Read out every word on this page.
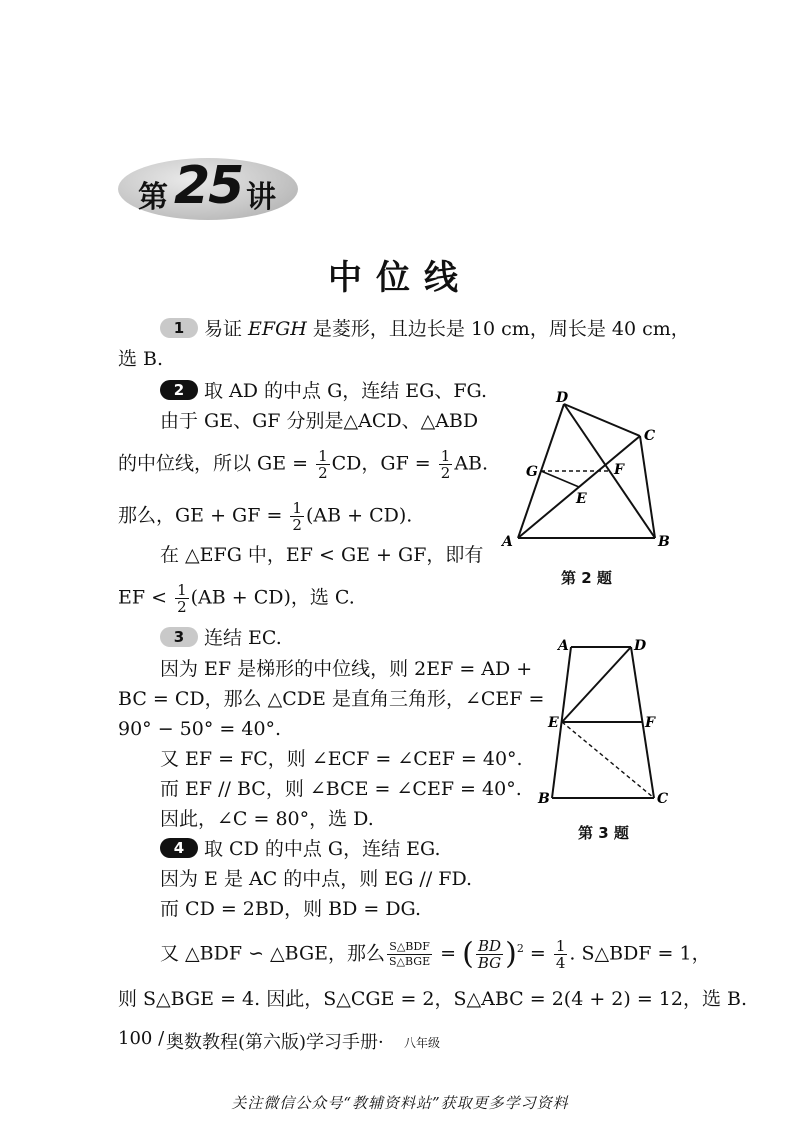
第 25 讲
中位线
1 易证 EFGH 是菱形，且边长是 10 cm，周长是 40 cm，
选 B.
2 取 AD 的中点 G，连结 EG、FG.
由于 GE、GF 分别是△ACD、△ABD
的中位线，所以 GE = $\frac{1}{2}$ CD，GF = $\frac{1}{2}$ AB.
那么，GE + GF = $\frac{1}{2} (AB + CD)$.
在 △EFG 中，EF < GE + GF，即有
EF < $\frac{1}{2} (AB + CD)$，选 C.
D
C
G	F
E
A	B
第 2 题
3 连结 EC.
因为 EF 是梯形的中位线，则 2EF = AD +
BC = CD，那么 △CDE 是直角三角形，∠CEF =
90° − 50° = 40°.
又 EF = FC，则 ∠ECF = ∠CEF = 40°.
而 EF // BC，则 ∠BCE = ∠CEF = 40°.
因此，∠C = 80°，选 D.
A	D
E	F
B	C
第 3 题
4 取 CD 的中点 G，连结 EG.
因为 E 是 AC 的中点，则 EG // FD.
而 CD = 2BD，则 BD = DG.
又 △BDF ∽ △BGE，那么 $\frac{\text{S△BDF}}{\text{S△BGE}}$ = ( $\frac{BD}{BG} )^2 = \frac{1}{4}$ . S△BDF = 1，
则 S△BGE = 4. 因此，S△CGE = 2，S△ABC = 2(4 + 2) = 12，选 B.
100 / 奥数教程(第六版)学习手册· 八年级
关注微信公众号“教辅资料站”获取更多学习资料
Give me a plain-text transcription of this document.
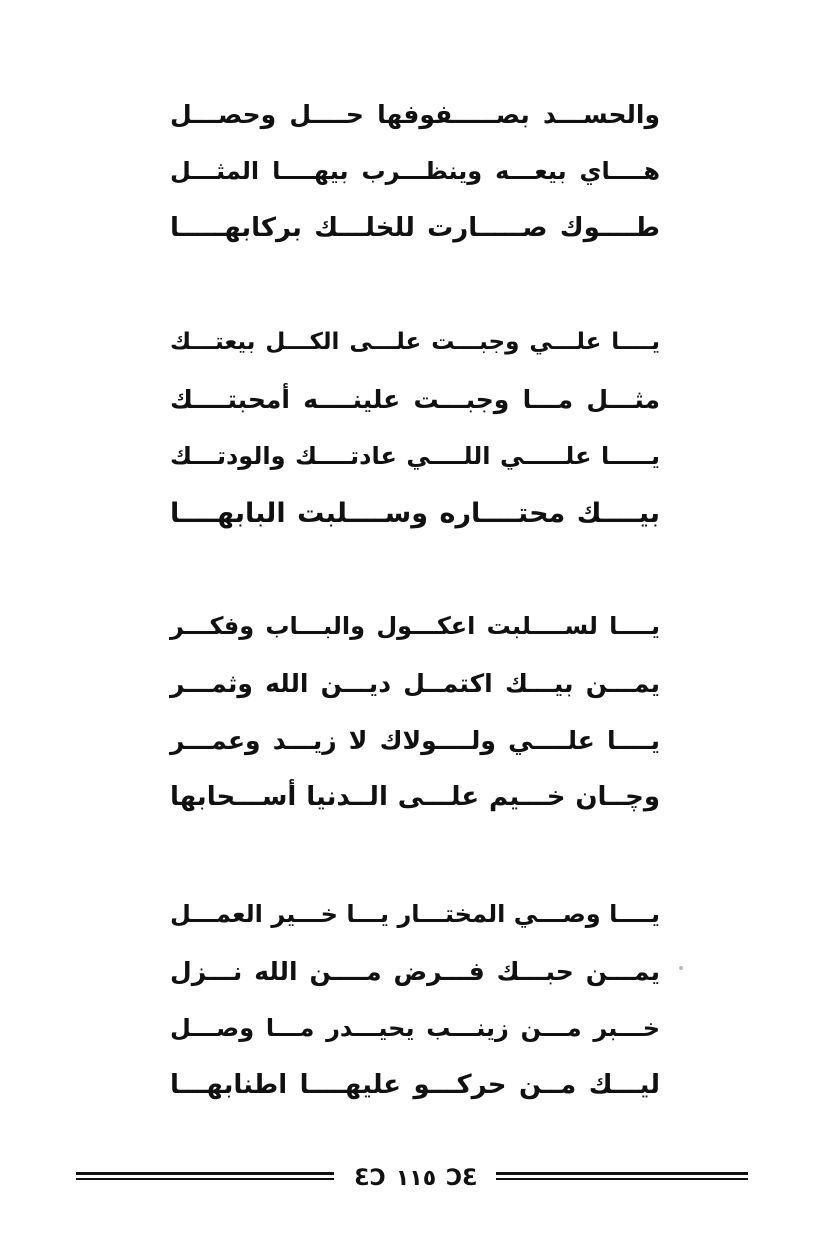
والحســـد بصـــــفوفها حــــل وحصـــل
هــــاي بيعـــه وينظـــرب بيهــــا المثـــل
طــــوك صـــــارت للخلـــك بركابهـــــا
يــــا علـــي وجبـــت علـــى الكـــل بيعتـــك
مثـــل مـــا وجبـــت علينــــه أمحبتــــك
يـــــا علـــــي اللــــي عادتــــك والودتـــك
بيــــك محتــــاره وســــلبت البابهــــا
يــــا لســــلبت اعكـــول والبـــاب وفكـــر
يمـــن بيـــك اكتمــل ديـــن الله وثمـــر
يــــا علــــي ولــــولاك لا زيـــد وعمـــر
وچــان خـــيم علـــى الــدنيا أســـحابها
يــــا وصـــي المختـــار يـــا خـــير العمـــل
يمـــن حبـــك فـــرض مــــن الله نـــزل
خـــبر مـــن زينـــب يحيـــدر مـــا وصـــل
ليـــك مــن حركـــو عليهــــا اطنابهـــا
ƐƆ ١١٥ ƆƐ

§

→ **Work required**
The lines to write out run from the one containing "Give me a plain-text" through the final line of the material above, both included; write them out exactly, with no pictures.

→ **Task response**
Give me a plain-text transcription of this document.
والحســـد بصـــــفوفها حــــل وحصـــل
هــــاي بيعـــه وينظـــرب بيهــــا المثـــل
طــــوك صـــــارت للخلـــك بركابهـــــا
يــــا علـــي وجبـــت علـــى الكـــل بيعتـــك
مثـــل مـــا وجبـــت علينــــه أمحبتــــك
يـــــا علـــــي اللــــي عادتــــك والودتـــك
بيــــك محتــــاره وســــلبت البابهــــا
يــــا لســــلبت اعكـــول والبـــاب وفكـــر
يمـــن بيـــك اكتمــل ديـــن الله وثمـــر
يــــا علــــي ولــــولاك لا زيـــد وعمـــر
وچــان خـــيم علـــى الــدنيا أســـحابها
يــــا وصـــي المختـــار يـــا خـــير العمـــل
يمـــن حبـــك فـــرض مــــن الله نـــزل
خـــبر مـــن زينـــب يحيـــدر مـــا وصـــل
ليـــك مــن حركـــو عليهــــا اطنابهـــا
ƐƆ ١١٥ ƆƐ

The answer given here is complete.